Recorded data
_ _ _ _ _ _ _
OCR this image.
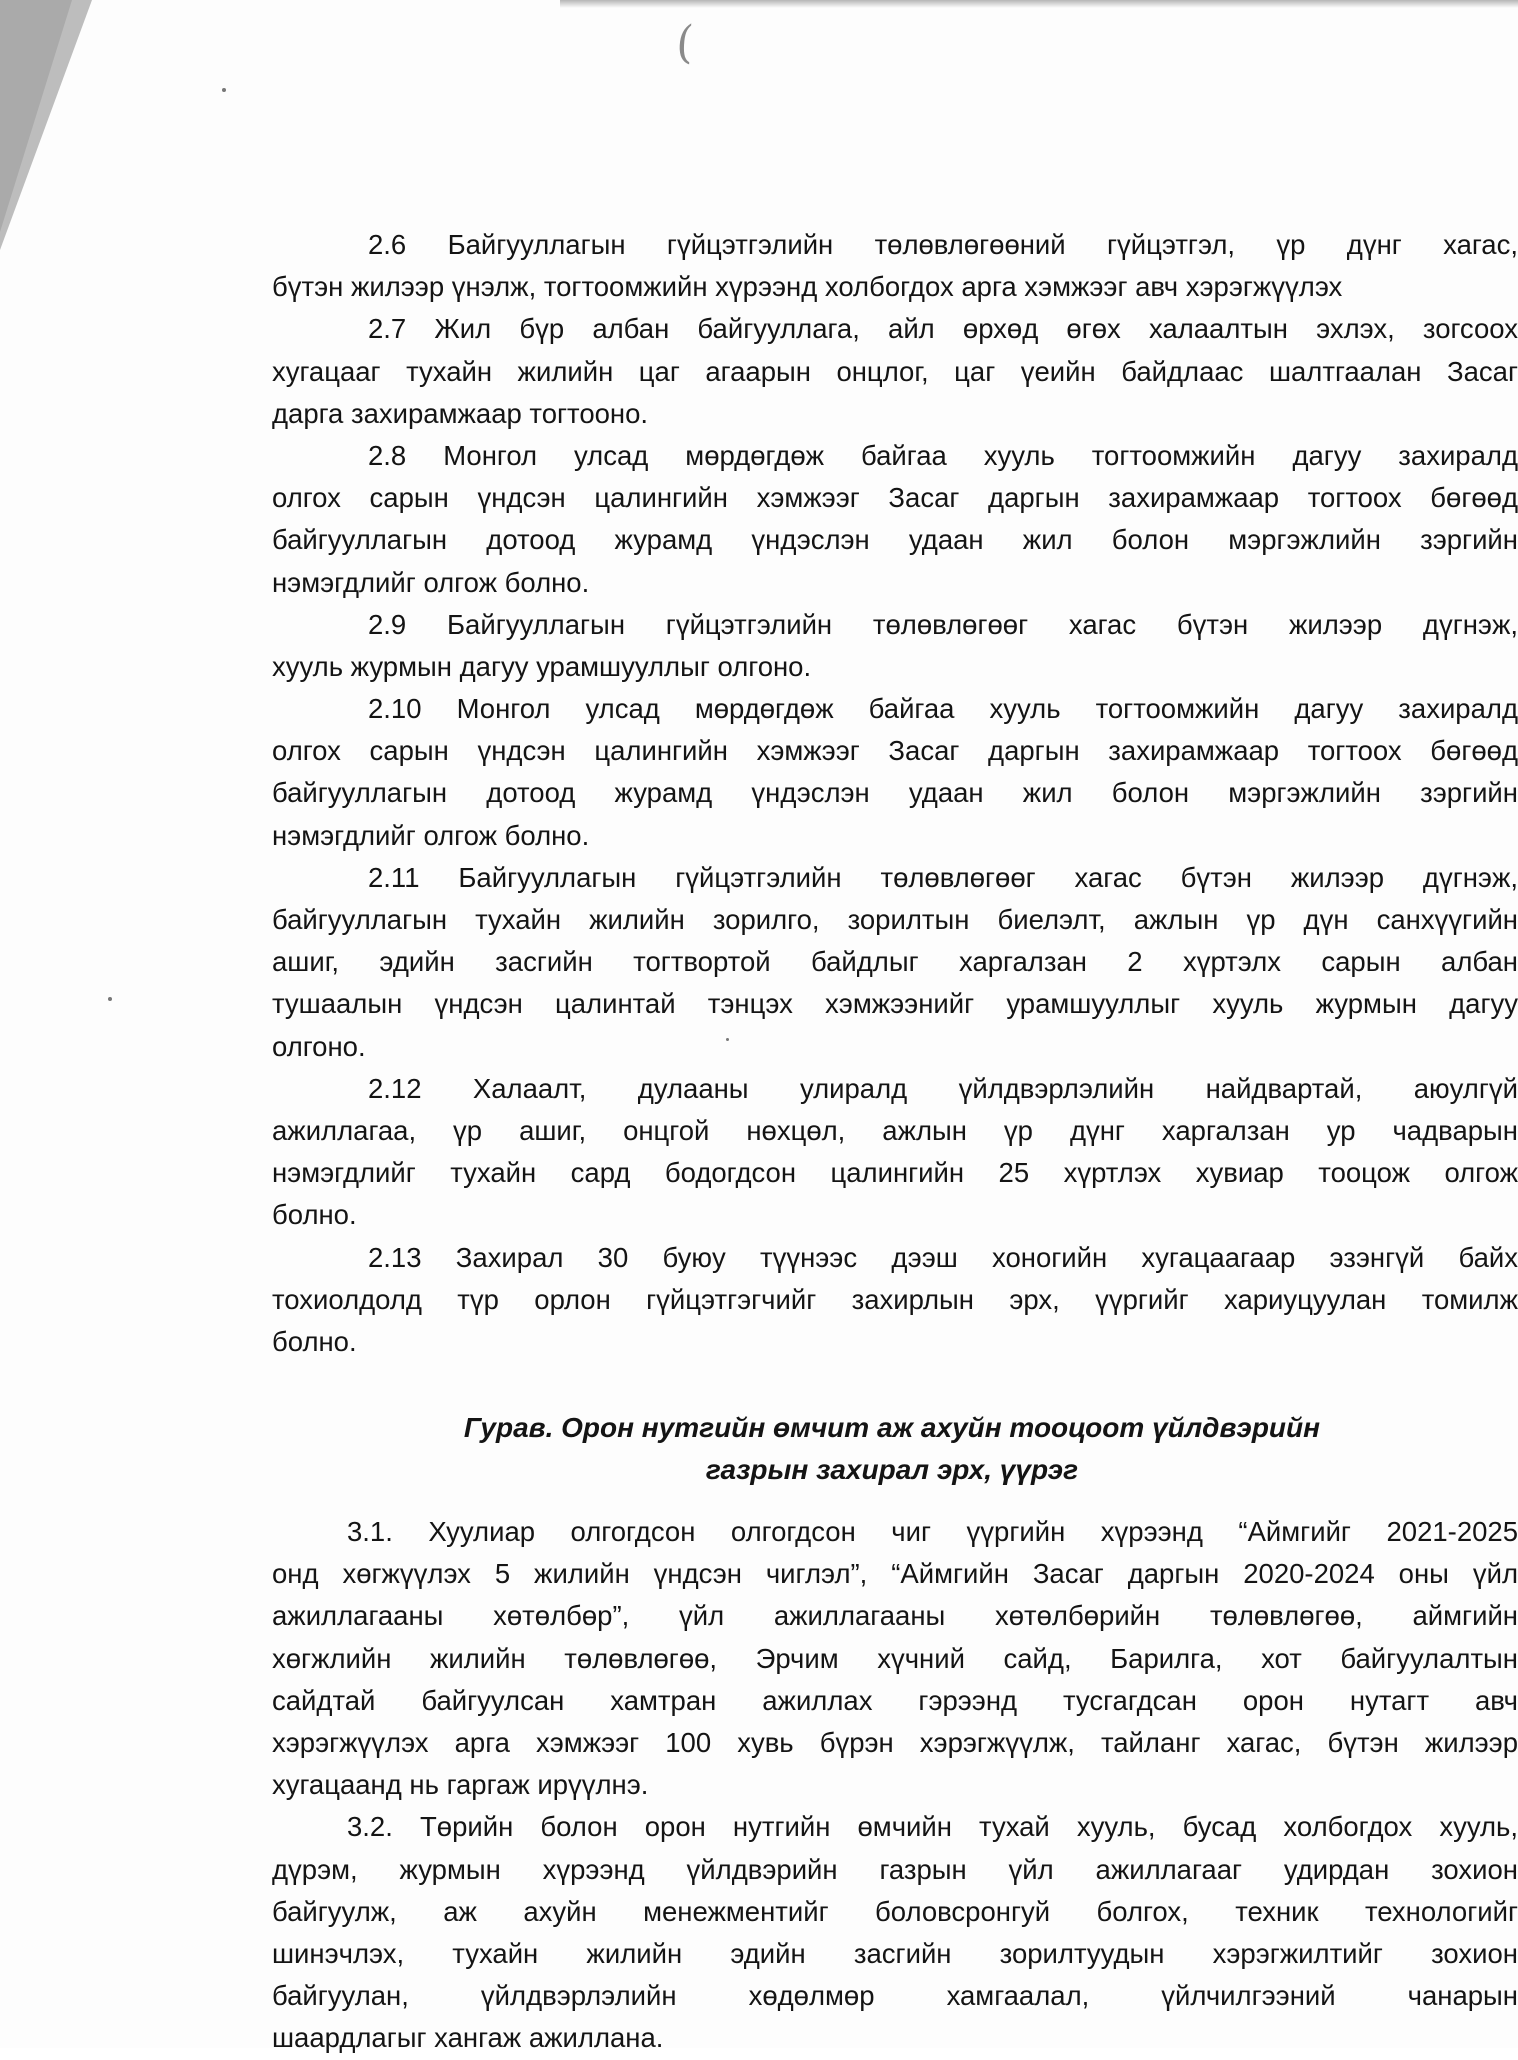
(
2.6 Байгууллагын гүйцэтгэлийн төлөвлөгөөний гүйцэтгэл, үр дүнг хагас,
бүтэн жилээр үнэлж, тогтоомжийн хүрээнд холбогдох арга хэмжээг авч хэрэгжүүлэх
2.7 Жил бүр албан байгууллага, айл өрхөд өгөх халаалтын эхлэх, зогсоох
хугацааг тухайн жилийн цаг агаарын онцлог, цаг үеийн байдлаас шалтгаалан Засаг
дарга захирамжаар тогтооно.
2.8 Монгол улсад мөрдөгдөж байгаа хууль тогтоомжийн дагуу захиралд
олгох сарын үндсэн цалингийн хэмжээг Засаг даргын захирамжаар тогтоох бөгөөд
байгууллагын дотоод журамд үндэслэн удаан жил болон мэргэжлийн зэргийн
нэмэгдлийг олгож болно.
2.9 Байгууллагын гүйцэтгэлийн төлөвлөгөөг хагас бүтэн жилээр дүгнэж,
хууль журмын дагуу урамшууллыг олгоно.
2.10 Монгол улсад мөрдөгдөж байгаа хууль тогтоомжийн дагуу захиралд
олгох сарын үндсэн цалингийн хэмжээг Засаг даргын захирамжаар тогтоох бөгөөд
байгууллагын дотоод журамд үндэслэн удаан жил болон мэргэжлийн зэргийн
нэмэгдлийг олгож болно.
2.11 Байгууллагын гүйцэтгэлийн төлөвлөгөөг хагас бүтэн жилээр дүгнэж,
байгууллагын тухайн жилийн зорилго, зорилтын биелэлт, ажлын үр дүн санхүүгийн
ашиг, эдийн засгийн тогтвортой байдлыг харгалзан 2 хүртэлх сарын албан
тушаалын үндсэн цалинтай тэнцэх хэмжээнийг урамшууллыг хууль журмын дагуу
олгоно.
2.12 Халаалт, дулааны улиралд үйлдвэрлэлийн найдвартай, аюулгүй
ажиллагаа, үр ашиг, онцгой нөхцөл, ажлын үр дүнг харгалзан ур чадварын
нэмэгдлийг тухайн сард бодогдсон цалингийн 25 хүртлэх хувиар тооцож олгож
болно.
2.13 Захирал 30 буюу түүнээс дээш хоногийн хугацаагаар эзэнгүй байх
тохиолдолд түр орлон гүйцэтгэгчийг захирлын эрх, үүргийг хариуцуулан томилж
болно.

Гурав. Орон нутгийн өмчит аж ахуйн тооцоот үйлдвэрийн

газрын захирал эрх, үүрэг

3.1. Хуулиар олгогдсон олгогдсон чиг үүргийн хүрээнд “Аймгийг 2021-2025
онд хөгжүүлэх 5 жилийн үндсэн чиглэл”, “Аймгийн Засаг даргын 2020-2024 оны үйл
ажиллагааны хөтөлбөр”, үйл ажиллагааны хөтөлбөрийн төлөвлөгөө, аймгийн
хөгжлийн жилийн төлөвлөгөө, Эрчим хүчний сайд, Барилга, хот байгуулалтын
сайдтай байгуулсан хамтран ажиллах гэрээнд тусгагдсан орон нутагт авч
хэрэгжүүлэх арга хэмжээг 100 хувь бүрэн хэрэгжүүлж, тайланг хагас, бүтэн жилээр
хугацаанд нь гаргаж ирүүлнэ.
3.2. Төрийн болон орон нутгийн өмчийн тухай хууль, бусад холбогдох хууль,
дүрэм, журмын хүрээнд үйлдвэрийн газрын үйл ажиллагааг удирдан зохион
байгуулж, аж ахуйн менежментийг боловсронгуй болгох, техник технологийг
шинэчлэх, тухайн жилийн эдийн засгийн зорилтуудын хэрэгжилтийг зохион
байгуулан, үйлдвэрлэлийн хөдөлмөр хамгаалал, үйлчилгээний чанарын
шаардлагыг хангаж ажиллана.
_ _ _ _ _ _ _
# Exercise brief
Print the complete listing exactly, apart from any pictures.

# Answer in full
OCR this image.
(
2.6 Байгууллагын гүйцэтгэлийн төлөвлөгөөний гүйцэтгэл, үр дүнг хагас,
бүтэн жилээр үнэлж, тогтоомжийн хүрээнд холбогдох арга хэмжээг авч хэрэгжүүлэх
2.7 Жил бүр албан байгууллага, айл өрхөд өгөх халаалтын эхлэх, зогсоох
хугацааг тухайн жилийн цаг агаарын онцлог, цаг үеийн байдлаас шалтгаалан Засаг
дарга захирамжаар тогтооно.
2.8 Монгол улсад мөрдөгдөж байгаа хууль тогтоомжийн дагуу захиралд
олгох сарын үндсэн цалингийн хэмжээг Засаг даргын захирамжаар тогтоох бөгөөд
байгууллагын дотоод журамд үндэслэн удаан жил болон мэргэжлийн зэргийн
нэмэгдлийг олгож болно.
2.9 Байгууллагын гүйцэтгэлийн төлөвлөгөөг хагас бүтэн жилээр дүгнэж,
хууль журмын дагуу урамшууллыг олгоно.
2.10 Монгол улсад мөрдөгдөж байгаа хууль тогтоомжийн дагуу захиралд
олгох сарын үндсэн цалингийн хэмжээг Засаг даргын захирамжаар тогтоох бөгөөд
байгууллагын дотоод журамд үндэслэн удаан жил болон мэргэжлийн зэргийн
нэмэгдлийг олгож болно.
2.11 Байгууллагын гүйцэтгэлийн төлөвлөгөөг хагас бүтэн жилээр дүгнэж,
байгууллагын тухайн жилийн зорилго, зорилтын биелэлт, ажлын үр дүн санхүүгийн
ашиг, эдийн засгийн тогтвортой байдлыг харгалзан 2 хүртэлх сарын албан
тушаалын үндсэн цалинтай тэнцэх хэмжээнийг урамшууллыг хууль журмын дагуу
олгоно.
2.12 Халаалт, дулааны улиралд үйлдвэрлэлийн найдвартай, аюулгүй
ажиллагаа, үр ашиг, онцгой нөхцөл, ажлын үр дүнг харгалзан ур чадварын
нэмэгдлийг тухайн сард бодогдсон цалингийн 25 хүртлэх хувиар тооцож олгож
болно.
2.13 Захирал 30 буюу түүнээс дээш хоногийн хугацаагаар эзэнгүй байх
тохиолдолд түр орлон гүйцэтгэгчийг захирлын эрх, үүргийг хариуцуулан томилж
болно.

Гурав. Орон нутгийн өмчит аж ахуйн тооцоот үйлдвэрийн

газрын захирал эрх, үүрэг

3.1. Хуулиар олгогдсон олгогдсон чиг үүргийн хүрээнд “Аймгийг 2021-2025
онд хөгжүүлэх 5 жилийн үндсэн чиглэл”, “Аймгийн Засаг даргын 2020-2024 оны үйл
ажиллагааны хөтөлбөр”, үйл ажиллагааны хөтөлбөрийн төлөвлөгөө, аймгийн
хөгжлийн жилийн төлөвлөгөө, Эрчим хүчний сайд, Барилга, хот байгуулалтын
сайдтай байгуулсан хамтран ажиллах гэрээнд тусгагдсан орон нутагт авч
хэрэгжүүлэх арга хэмжээг 100 хувь бүрэн хэрэгжүүлж, тайланг хагас, бүтэн жилээр
хугацаанд нь гаргаж ирүүлнэ.
3.2. Төрийн болон орон нутгийн өмчийн тухай хууль, бусад холбогдох хууль,
дүрэм, журмын хүрээнд үйлдвэрийн газрын үйл ажиллагааг удирдан зохион
байгуулж, аж ахуйн менежментийг боловсронгуй болгох, техник технологийг
шинэчлэх, тухайн жилийн эдийн засгийн зорилтуудын хэрэгжилтийг зохион
байгуулан, үйлдвэрлэлийн хөдөлмөр хамгаалал, үйлчилгээний чанарын
шаардлагыг хангаж ажиллана.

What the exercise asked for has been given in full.